→ Set problem: Pick out each line of the records that includes the string "first", and copy it.

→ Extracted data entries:

......

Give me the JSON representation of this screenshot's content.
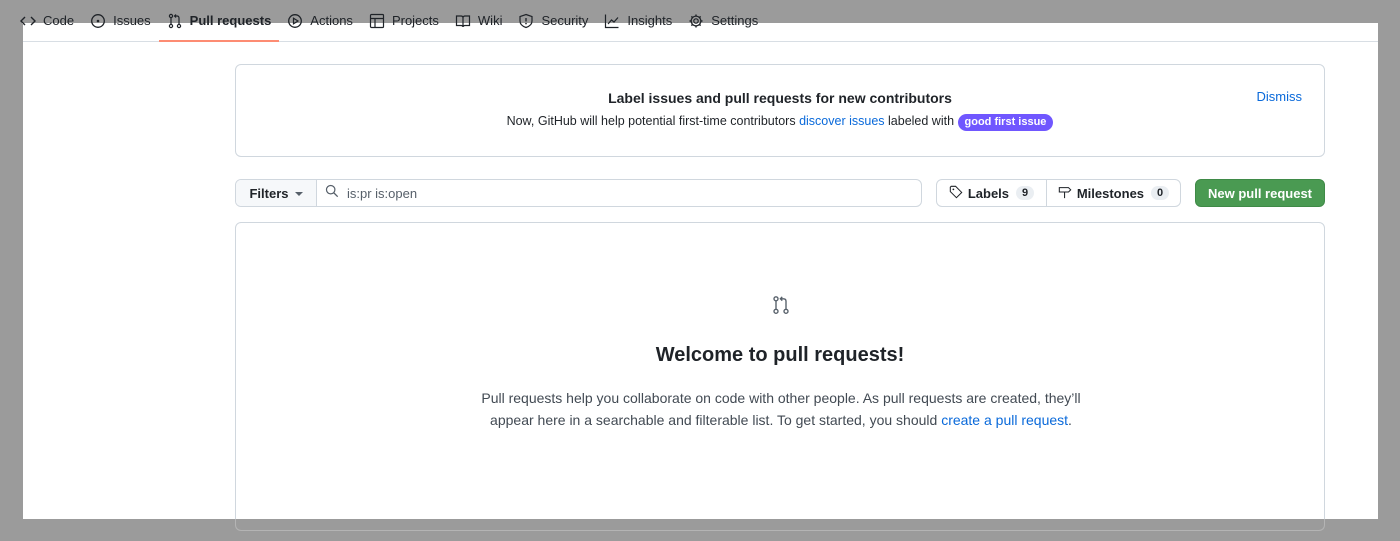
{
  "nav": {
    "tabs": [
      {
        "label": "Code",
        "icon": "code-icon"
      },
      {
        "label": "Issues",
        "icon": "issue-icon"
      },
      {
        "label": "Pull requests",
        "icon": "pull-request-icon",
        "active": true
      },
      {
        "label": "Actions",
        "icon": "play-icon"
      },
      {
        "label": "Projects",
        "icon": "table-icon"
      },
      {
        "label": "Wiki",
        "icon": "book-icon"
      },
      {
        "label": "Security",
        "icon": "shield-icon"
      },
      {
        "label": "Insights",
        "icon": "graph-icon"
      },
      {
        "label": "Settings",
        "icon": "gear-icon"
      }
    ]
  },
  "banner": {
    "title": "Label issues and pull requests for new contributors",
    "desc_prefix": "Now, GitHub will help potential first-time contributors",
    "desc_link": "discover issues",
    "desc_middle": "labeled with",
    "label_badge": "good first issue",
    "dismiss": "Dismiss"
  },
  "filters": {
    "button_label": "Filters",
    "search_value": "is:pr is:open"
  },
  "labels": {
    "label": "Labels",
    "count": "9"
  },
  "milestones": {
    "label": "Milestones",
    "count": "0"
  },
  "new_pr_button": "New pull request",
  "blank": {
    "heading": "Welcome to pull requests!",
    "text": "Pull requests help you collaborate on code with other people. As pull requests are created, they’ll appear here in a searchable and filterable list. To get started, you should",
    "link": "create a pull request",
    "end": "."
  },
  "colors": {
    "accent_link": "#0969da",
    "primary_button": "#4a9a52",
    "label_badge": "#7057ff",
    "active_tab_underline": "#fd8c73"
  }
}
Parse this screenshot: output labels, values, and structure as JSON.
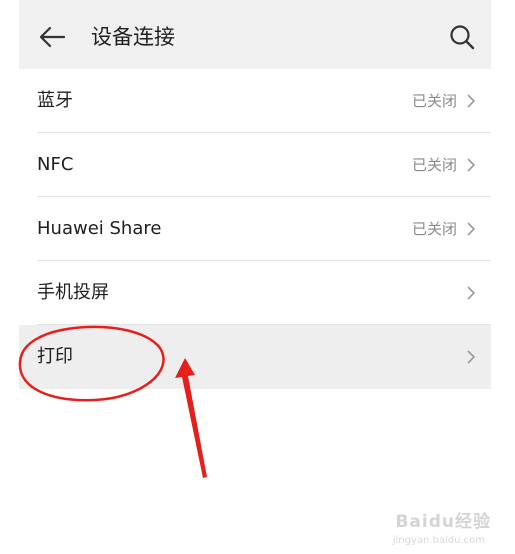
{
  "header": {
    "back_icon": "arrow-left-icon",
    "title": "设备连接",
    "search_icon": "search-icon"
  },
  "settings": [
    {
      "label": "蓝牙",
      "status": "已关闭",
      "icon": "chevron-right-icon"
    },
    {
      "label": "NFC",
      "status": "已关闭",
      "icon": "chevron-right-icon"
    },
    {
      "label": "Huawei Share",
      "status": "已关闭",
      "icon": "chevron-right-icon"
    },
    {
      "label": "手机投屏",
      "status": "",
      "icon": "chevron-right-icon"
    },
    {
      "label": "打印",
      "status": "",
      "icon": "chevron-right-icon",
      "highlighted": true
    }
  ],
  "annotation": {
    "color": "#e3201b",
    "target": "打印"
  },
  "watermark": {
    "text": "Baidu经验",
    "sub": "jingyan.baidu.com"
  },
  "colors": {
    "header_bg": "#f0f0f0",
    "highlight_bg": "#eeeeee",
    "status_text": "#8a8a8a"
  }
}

......

→ The result:
    "desc_prefix": "Now, GitHub will help potential first-time contributors",
    "label_badge": "good first issue",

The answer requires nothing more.